> Goal: Go through the listing and copy every line word for word.

> Data to process:
****************

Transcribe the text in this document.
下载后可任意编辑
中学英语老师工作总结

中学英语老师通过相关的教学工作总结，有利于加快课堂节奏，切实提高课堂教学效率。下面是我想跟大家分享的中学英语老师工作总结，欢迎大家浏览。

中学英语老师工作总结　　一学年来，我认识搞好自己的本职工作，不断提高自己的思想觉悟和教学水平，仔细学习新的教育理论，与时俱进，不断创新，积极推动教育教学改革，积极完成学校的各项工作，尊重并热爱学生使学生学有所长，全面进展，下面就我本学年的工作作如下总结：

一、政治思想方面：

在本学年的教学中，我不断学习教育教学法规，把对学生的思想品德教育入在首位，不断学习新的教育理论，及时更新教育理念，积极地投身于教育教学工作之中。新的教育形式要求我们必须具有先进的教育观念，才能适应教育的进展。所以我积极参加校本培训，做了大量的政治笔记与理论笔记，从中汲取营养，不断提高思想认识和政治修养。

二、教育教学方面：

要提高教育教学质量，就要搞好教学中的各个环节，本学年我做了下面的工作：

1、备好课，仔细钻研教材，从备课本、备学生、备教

****************

> Correct response:
Transcribe the text in this document.
下载后可任意编辑
中学英语老师工作总结

中学英语老师通过相关的教学工作总结，有利于加快课堂节奏，切实提高课堂教学效率。下面是我想跟大家分享的中学英语老师工作总结，欢迎大家浏览。

中学英语老师工作总结　　一学年来，我认识搞好自己的本职工作，不断提高自己的思想觉悟和教学水平，仔细学习新的教育理论，与时俱进，不断创新，积极推动教育教学改革，积极完成学校的各项工作，尊重并热爱学生使学生学有所长，全面进展，下面就我本学年的工作作如下总结：

一、政治思想方面：

在本学年的教学中，我不断学习教育教学法规，把对学生的思想品德教育入在首位，不断学习新的教育理论，及时更新教育理念，积极地投身于教育教学工作之中。新的教育形式要求我们必须具有先进的教育观念，才能适应教育的进展。所以我积极参加校本培训，做了大量的政治笔记与理论笔记，从中汲取营养，不断提高思想认识和政治修养。

二、教育教学方面：

要提高教育教学质量，就要搞好教学中的各个环节，本学年我做了下面的工作：

1、备好课，仔细钻研教材，从备课本、备学生、备教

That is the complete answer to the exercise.